---------- Excerpt to read ----------
It's Possible to Learn in Our Sleep. Should We?

Sleep-school is back, and the internet is split between dream geniuses and total nonsense

TLDR: Scientists are revisiting the old dream of learning while asleep, though past claims were shaky and sometimes plain bogus. Commenters were far more excited about sleep as a secret problem-solver, sharing stories of dream-borne math wins, bug fixes, and one very doomed app for dogs.

The idea sounds like a late-night infomercial fever dream: a 1930s machine called the Psycho-phone promised to whisper success, love, and even money into your brain while you slept. Yes, really — one sales pitch basically said you could snooze your way to self-improvement, and one delighted customer even claimed they were expecting a "Psycho-phone baby". For decades, scientists mostly threw cold water on the whole thing, arguing many of the old studies were likely just testing people who were secretly awake. In plain English: a lot of the original sleep-learning hype may have been bunk.

But the comments? Absolutely alive. Instead of calmly debating research methods, readers turned the whole thing into a glorious showdown between "my sleeping brain is a genius" and "my dreaming brain also invents dog messenger apps". One person swore they found a serious software security hole in a dream and woke up to confirm it was real. Another said they solved hard math problems night after night while on vacation, as if their sleeping mind had quietly taken over the homework. A third recalled fixing a maddening computer crash after a dream-induced burst of adrenaline. The strongest vibe in the thread was: maybe sleep won’t teach you Mandarin, but it might rescue you from your own mental gridlock.
---------- Dataset rows ----------
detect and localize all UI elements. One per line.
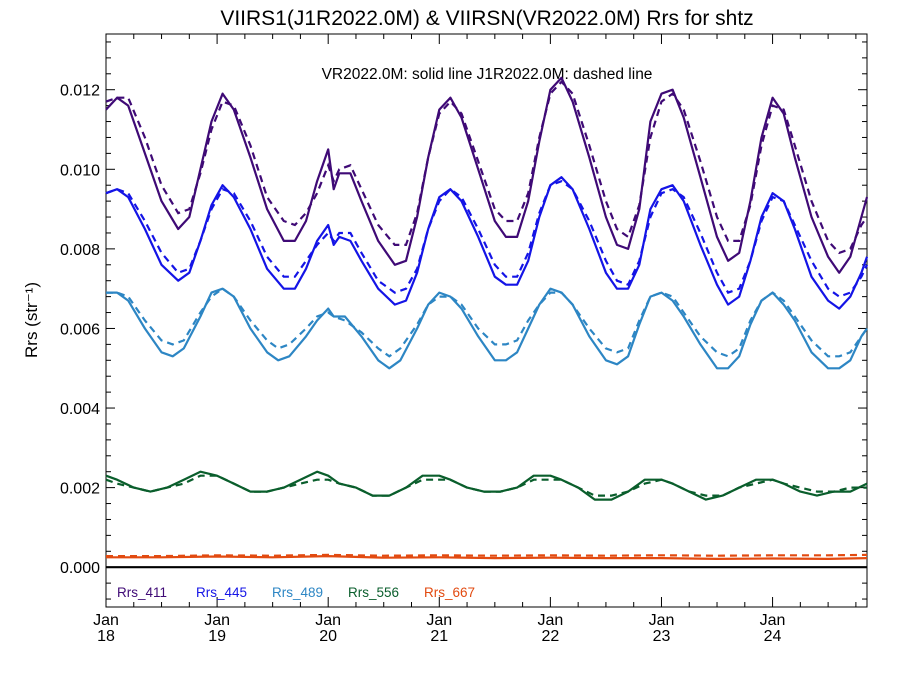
axes-group: 0.0000.0020.0040.0060.0080.0100.012Jan18… (60, 34, 867, 645)
x-tick-label-month: Jan (315, 612, 341, 629)
legend: Rrs_411 Rrs_445 Rrs_489 Rrs_556 Rrs_667 (117, 585, 475, 600)
legend-item-rrs-489: Rrs_489 (272, 585, 323, 600)
legend-item-rrs-411: Rrs_411 (117, 585, 167, 600)
rrs-411-dashed-line (105, 80, 868, 255)
x-tick-label-month: Jan (204, 612, 230, 629)
x-tick-label-year: 23 (653, 628, 671, 645)
legend-item-rrs-667: Rrs_667 (424, 585, 475, 600)
line-style-annotation: VR2022.0M: solid line J1R2022.0M: dashed… (322, 66, 653, 83)
plot-frame (105, 33, 868, 608)
x-tick-label-year: 19 (208, 628, 226, 645)
rrs-556-dashed-line (105, 474, 867, 497)
rrs-667-dashed-line (106, 553, 868, 558)
chart-title: VIIRS1(J1R2022.0M) & VIIRSN(VR2022.0M) R… (220, 7, 753, 30)
y-tick-label: 0.004 (60, 401, 100, 418)
x-tick-label-year: 20 (319, 628, 337, 645)
y-tick-label: 0.012 (60, 83, 100, 100)
x-tick-label-month: Jan (93, 612, 119, 629)
x-tick-label-year: 21 (430, 628, 448, 645)
y-tick-label: 0.008 (60, 242, 100, 259)
legend-item-rrs-556: Rrs_556 (348, 585, 399, 600)
rrs-445-dashed-line (105, 179, 868, 298)
series-group (105, 76, 869, 560)
x-tick-label-month: Jan (649, 612, 675, 629)
x-tick-label-year: 22 (541, 628, 559, 645)
y-tick-label: 0.010 (60, 162, 100, 179)
rrs-489-solid-line (106, 287, 868, 370)
y-axis-label: Rrs (str⁻¹) (22, 282, 41, 358)
legend-item-rrs-445: Rrs_445 (196, 585, 247, 600)
x-tick-label-year: 18 (97, 628, 115, 645)
x-tick-label-month: Jan (537, 612, 563, 629)
y-tick-label: 0.002 (60, 481, 100, 498)
rrs-489-dashed-line (106, 287, 868, 358)
y-tick-label: 0.000 (60, 560, 100, 577)
rrs-667-solid-line (106, 555, 868, 560)
rrs-556-solid-line (105, 470, 868, 501)
x-tick-label-year: 24 (764, 628, 782, 645)
rrs-445-solid-line (105, 176, 869, 310)
x-tick-label-month: Jan (426, 612, 452, 629)
y-tick-label: 0.006 (60, 321, 100, 338)
x-tick-label-month: Jan (760, 612, 786, 629)
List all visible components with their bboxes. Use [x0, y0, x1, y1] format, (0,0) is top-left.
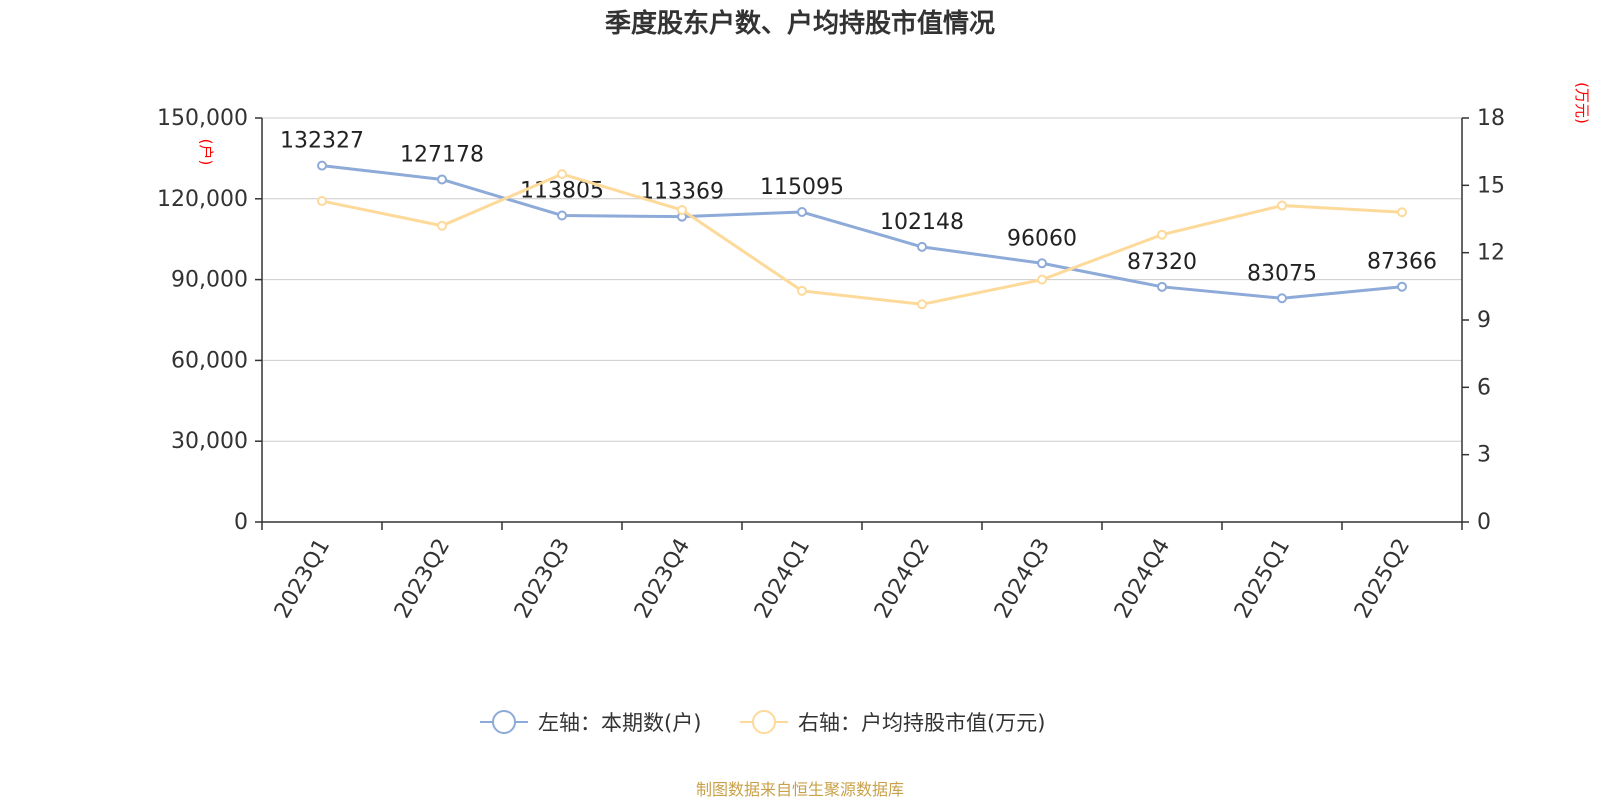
- right-tick-label: 3: [1477, 443, 1491, 468]
- left-axis-unit: (户): [197, 139, 215, 166]
- data-source: 制图数据来自恒生聚源数据库: [696, 780, 904, 799]
- data-label: 132327: [280, 129, 364, 154]
- data-point: [917, 299, 927, 310]
- left-tick-label: 0: [234, 510, 248, 535]
- right-tick-label: 9: [1477, 308, 1491, 333]
- right-tick-label: 12: [1477, 241, 1505, 266]
- x-tick-label: 2024Q2: [870, 535, 935, 623]
- data-point: [1037, 274, 1047, 285]
- data-point: [797, 207, 807, 218]
- right-axis-ticks: 0 3 6 9 12 15 18: [1462, 106, 1505, 535]
- data-point: [1037, 258, 1047, 269]
- data-point: [437, 174, 447, 185]
- series-line-left: [321, 164, 1403, 300]
- data-label: 87320: [1127, 250, 1197, 275]
- x-tick-label: 2023Q4: [630, 535, 695, 623]
- left-tick-label: 150,000: [157, 106, 248, 131]
- chart-title: 季度股东户数、户均持股市值情况: [605, 8, 995, 39]
- x-tick-label: 2025Q1: [1230, 535, 1295, 623]
- left-tick-label: 90,000: [171, 268, 248, 293]
- legend-marker: [752, 710, 776, 734]
- data-point: [677, 205, 687, 216]
- data-point: [917, 241, 927, 252]
- left-tick-label: 60,000: [171, 348, 248, 373]
- data-point: [1277, 293, 1287, 304]
- data-point: [557, 210, 567, 221]
- series-line-right: [321, 172, 1403, 306]
- data-point: [1157, 229, 1167, 240]
- x-tick-label: 2025Q2: [1350, 535, 1415, 623]
- data-label: 102148: [880, 210, 964, 235]
- x-tick-label: 2024Q1: [750, 535, 815, 623]
- data-point: [317, 196, 327, 207]
- left-tick-label: 30,000: [171, 429, 248, 454]
- data-point: [1157, 281, 1167, 292]
- right-axis-unit: (万元): [1573, 82, 1591, 124]
- data-point: [557, 169, 567, 180]
- data-label: 96060: [1007, 226, 1077, 251]
- data-point: [437, 220, 447, 231]
- data-point: [317, 160, 327, 171]
- grid-lines: [262, 117, 1462, 442]
- x-axis-ticks: 2023Q1 2023Q2 2023Q3 2023Q4 2024Q1 2024Q2 2024…: [261, 522, 1463, 623]
- data-point: [1397, 207, 1407, 218]
- data-label: 83075: [1247, 261, 1317, 286]
- x-tick-label: 2024Q4: [1110, 535, 1175, 623]
- data-label: 87366: [1367, 250, 1437, 275]
- x-tick-label: 2023Q3: [510, 535, 575, 623]
- legend[interactable]: 左轴：本期数(户) 右轴：户均持股市值(万元): [480, 710, 1045, 735]
- legend-label: 左轴：本期数(户): [538, 711, 701, 735]
- data-label: 115095: [760, 175, 844, 200]
- data-point: [1397, 281, 1407, 292]
- data-point: [797, 285, 807, 296]
- data-label: 127178: [400, 142, 484, 167]
- legend-label: 右轴：户均持股市值(万元): [798, 711, 1045, 735]
- right-tick-label: 15: [1477, 173, 1505, 198]
- legend-marker: [492, 710, 516, 734]
- right-tick-label: 18: [1477, 106, 1505, 131]
- x-tick-label: 2023Q2: [390, 535, 455, 623]
- x-tick-label: 2024Q3: [990, 535, 1055, 623]
- left-axis-ticks: 0 30,000 60,000 90,000 120,000 150,000: [157, 106, 262, 535]
- right-tick-label: 6: [1477, 375, 1491, 400]
- x-tick-label: 2023Q1: [270, 535, 335, 623]
- left-tick-label: 120,000: [157, 187, 248, 212]
- data-point: [1277, 200, 1287, 211]
- right-tick-label: 0: [1477, 510, 1491, 535]
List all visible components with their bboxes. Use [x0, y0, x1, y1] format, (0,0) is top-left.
----------
## Actions to take
1 > In the sleep-learning article, what was the 1930s machine that promised to whisper success, love, and money into a sleeper's brain called?
2 > Reproduce the stretch of the sleep-learning article from "Sleep-school is back, and" through "app for dogs.".

## Answer set
1 > The Psycho-phone.

2 >
Sleep-school is back, and the internet is split between dream geniuses and total nonsense

TLDR: Scientists are revisiting the old dream of learning while asleep, though past claims were shaky and sometimes plain bogus. Commenters were far more excited about sleep as a secret problem-solver, sharing stories of dream-borne math wins, bug fixes, and one very doomed app for dogs.